## Problem description
Go through the data below and gather each line containing "name".
>> begin Records to process
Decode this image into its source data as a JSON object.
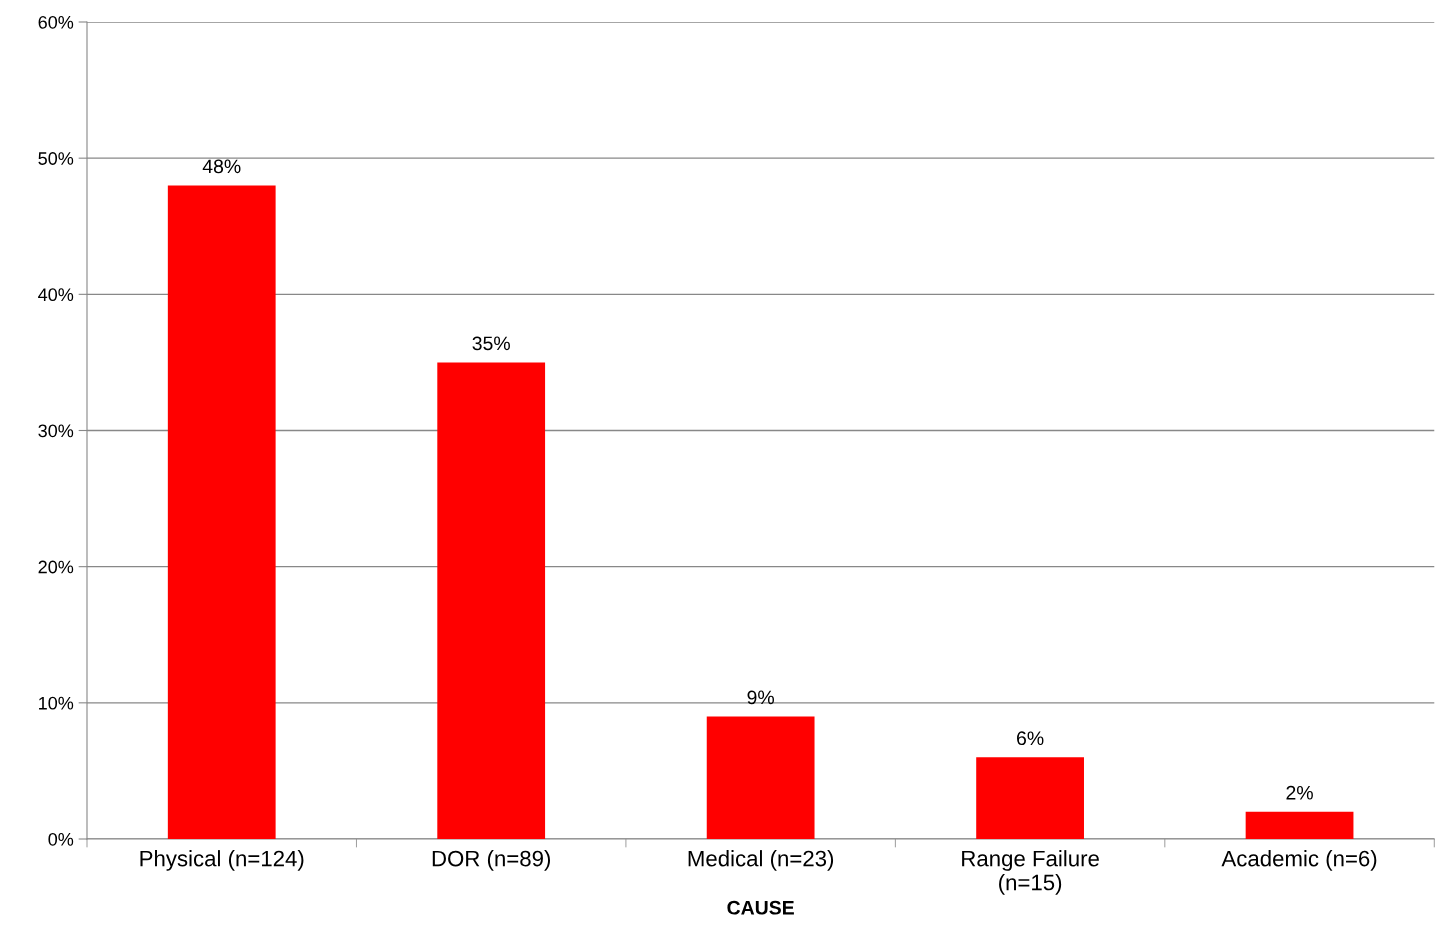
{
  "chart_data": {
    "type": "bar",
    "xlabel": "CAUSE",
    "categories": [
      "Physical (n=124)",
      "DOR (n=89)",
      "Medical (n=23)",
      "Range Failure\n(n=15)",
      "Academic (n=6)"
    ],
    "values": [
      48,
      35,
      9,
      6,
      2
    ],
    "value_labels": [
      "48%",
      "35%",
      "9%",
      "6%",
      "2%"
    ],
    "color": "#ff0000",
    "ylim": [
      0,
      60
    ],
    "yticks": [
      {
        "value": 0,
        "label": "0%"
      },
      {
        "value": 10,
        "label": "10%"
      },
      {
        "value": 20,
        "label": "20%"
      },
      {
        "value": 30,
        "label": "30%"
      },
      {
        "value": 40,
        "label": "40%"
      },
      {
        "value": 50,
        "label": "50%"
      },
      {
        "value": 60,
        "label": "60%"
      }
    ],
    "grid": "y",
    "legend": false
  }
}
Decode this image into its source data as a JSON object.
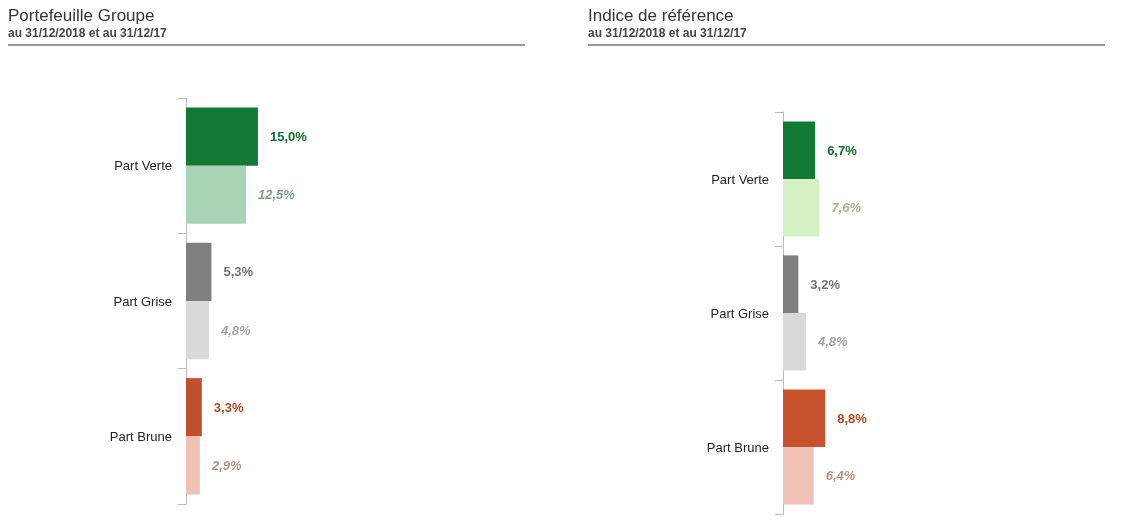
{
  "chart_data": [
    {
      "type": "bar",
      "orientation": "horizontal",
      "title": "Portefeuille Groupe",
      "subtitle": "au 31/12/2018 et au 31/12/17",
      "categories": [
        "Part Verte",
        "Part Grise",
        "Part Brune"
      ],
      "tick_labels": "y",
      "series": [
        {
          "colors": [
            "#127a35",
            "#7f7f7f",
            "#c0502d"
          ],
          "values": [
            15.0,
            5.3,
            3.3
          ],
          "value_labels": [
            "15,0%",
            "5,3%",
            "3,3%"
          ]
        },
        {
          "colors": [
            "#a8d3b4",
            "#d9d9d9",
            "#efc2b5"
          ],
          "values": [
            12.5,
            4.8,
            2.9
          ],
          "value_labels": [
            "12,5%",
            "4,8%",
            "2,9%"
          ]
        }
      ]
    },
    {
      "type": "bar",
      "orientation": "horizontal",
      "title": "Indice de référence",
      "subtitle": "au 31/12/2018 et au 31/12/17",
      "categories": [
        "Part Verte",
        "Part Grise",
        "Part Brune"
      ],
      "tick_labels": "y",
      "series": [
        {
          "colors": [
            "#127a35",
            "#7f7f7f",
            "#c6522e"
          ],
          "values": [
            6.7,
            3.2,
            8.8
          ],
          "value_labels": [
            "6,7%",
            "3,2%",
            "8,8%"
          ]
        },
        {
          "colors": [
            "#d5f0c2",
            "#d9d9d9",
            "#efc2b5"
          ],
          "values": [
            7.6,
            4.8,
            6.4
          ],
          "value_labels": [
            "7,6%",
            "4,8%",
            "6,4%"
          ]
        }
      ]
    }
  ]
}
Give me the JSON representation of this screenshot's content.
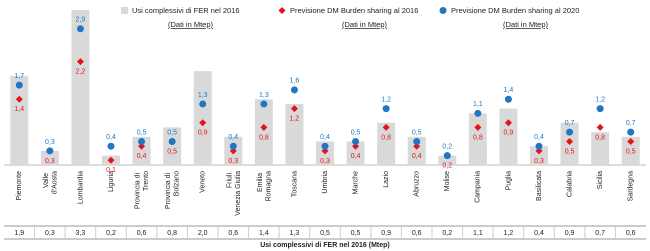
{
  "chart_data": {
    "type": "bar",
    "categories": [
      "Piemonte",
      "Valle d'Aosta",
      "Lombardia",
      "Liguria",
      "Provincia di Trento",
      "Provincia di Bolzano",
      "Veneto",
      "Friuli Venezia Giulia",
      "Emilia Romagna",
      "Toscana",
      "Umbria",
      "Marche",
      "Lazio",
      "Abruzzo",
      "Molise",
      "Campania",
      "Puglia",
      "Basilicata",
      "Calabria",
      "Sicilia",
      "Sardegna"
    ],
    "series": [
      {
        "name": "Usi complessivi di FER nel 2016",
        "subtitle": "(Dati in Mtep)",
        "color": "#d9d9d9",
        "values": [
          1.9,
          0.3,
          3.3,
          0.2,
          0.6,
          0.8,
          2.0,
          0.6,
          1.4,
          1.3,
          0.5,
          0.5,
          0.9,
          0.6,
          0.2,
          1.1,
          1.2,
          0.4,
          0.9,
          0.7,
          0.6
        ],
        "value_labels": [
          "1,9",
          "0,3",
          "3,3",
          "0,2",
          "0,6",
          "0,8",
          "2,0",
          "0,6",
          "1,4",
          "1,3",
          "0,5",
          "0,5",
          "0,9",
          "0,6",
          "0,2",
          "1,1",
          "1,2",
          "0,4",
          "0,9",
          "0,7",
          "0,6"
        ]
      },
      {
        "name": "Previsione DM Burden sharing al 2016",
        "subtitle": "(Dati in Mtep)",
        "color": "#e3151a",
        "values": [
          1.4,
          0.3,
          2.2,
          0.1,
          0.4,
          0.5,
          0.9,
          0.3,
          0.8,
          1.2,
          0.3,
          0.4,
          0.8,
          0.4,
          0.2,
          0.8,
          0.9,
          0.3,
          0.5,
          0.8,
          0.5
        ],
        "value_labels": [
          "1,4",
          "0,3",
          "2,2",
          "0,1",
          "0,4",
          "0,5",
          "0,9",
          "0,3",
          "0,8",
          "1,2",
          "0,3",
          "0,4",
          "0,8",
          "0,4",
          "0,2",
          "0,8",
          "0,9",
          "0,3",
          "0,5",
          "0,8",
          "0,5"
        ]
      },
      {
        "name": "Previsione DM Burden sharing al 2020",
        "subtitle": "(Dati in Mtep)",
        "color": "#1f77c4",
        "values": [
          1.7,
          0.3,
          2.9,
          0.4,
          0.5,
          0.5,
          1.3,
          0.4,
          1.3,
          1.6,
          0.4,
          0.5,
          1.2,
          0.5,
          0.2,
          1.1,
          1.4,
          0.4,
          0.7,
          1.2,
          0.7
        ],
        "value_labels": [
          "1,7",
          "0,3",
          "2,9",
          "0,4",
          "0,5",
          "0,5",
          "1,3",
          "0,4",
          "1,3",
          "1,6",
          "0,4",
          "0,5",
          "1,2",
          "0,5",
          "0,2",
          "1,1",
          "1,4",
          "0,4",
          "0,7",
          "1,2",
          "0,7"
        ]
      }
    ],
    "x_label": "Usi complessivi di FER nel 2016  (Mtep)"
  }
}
>> end Records to process
>> begin Records to process
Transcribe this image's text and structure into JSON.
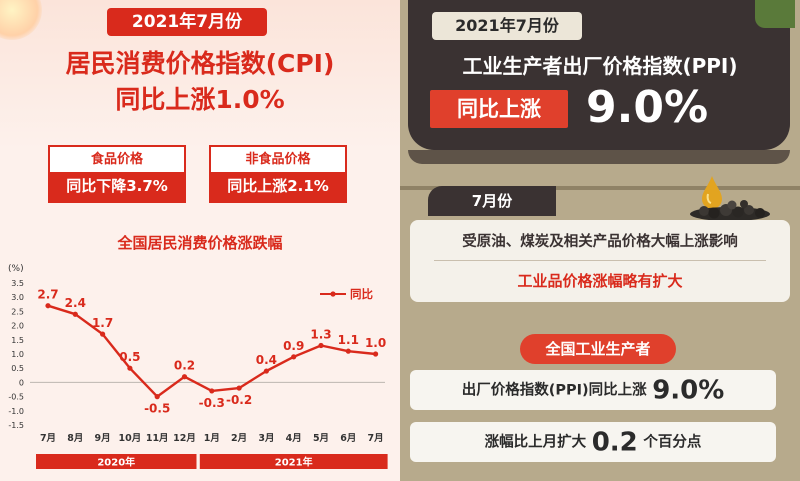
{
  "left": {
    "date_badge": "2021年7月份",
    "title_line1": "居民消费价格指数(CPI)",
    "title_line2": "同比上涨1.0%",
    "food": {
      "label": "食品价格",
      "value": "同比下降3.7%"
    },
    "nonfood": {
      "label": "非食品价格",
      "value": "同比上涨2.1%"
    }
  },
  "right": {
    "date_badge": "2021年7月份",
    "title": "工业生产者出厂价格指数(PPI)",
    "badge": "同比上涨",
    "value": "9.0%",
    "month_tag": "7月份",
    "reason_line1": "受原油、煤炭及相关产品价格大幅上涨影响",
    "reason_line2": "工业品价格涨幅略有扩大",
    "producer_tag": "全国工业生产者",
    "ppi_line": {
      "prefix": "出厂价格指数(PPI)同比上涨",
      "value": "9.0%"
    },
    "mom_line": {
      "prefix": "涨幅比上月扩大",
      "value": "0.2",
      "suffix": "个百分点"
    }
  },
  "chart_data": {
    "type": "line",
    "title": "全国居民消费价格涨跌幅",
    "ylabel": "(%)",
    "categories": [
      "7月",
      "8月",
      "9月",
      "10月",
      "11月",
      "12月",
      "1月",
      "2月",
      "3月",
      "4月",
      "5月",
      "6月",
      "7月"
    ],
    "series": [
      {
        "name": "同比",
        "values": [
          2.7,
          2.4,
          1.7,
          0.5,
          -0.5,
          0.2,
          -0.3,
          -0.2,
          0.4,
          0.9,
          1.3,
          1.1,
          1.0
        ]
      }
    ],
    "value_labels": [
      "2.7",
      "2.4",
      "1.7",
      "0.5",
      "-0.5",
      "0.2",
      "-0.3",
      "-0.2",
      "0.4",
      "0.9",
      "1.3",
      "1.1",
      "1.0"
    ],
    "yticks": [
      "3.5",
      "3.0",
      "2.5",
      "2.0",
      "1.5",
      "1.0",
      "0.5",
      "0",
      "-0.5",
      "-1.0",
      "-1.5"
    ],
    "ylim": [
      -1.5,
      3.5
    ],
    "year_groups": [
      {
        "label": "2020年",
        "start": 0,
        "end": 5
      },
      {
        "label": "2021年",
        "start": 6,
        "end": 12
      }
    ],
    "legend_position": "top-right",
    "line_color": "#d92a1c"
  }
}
>> end Records to process
## Complete output
        "name": "Usi complessivi di FER nel 2016",
        "name": "Previsione DM Burden sharing al 2016",
        "name": "Previsione DM Burden sharing al 2020",
        "name": "同比",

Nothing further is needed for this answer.